[Stored data]

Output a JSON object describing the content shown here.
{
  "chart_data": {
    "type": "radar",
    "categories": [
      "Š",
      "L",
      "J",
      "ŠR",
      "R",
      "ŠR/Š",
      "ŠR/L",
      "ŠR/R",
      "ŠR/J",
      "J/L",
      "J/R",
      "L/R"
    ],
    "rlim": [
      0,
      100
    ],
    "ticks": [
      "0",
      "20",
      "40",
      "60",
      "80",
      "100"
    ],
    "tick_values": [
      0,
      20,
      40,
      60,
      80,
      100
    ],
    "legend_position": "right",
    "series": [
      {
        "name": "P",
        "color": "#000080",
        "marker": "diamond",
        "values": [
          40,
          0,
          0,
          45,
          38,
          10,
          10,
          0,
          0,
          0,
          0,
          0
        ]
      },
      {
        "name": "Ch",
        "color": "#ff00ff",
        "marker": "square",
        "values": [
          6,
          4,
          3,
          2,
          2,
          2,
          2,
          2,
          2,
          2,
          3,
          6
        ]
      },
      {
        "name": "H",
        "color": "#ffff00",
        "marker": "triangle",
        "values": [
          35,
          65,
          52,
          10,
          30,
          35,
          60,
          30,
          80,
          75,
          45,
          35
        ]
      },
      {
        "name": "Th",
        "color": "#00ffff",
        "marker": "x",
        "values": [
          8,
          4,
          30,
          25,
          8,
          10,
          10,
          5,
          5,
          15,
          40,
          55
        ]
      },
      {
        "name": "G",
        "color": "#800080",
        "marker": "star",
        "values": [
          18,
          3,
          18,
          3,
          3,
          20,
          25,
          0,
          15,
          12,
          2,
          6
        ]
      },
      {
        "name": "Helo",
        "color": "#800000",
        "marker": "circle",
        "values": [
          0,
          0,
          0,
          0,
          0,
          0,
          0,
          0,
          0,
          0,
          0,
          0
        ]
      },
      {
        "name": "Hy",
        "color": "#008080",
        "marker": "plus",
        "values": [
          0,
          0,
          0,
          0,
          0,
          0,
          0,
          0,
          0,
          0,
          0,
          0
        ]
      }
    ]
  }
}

> [Problem requirements]: Select the lines that carry the string "color" and copy them.

> [Answer]:
        "color": "#000080",
        "color": "#ff00ff",
        "color": "#ffff00",
        "color": "#00ffff",
        "color": "#800080",
        "color": "#800000",
        "color": "#008080",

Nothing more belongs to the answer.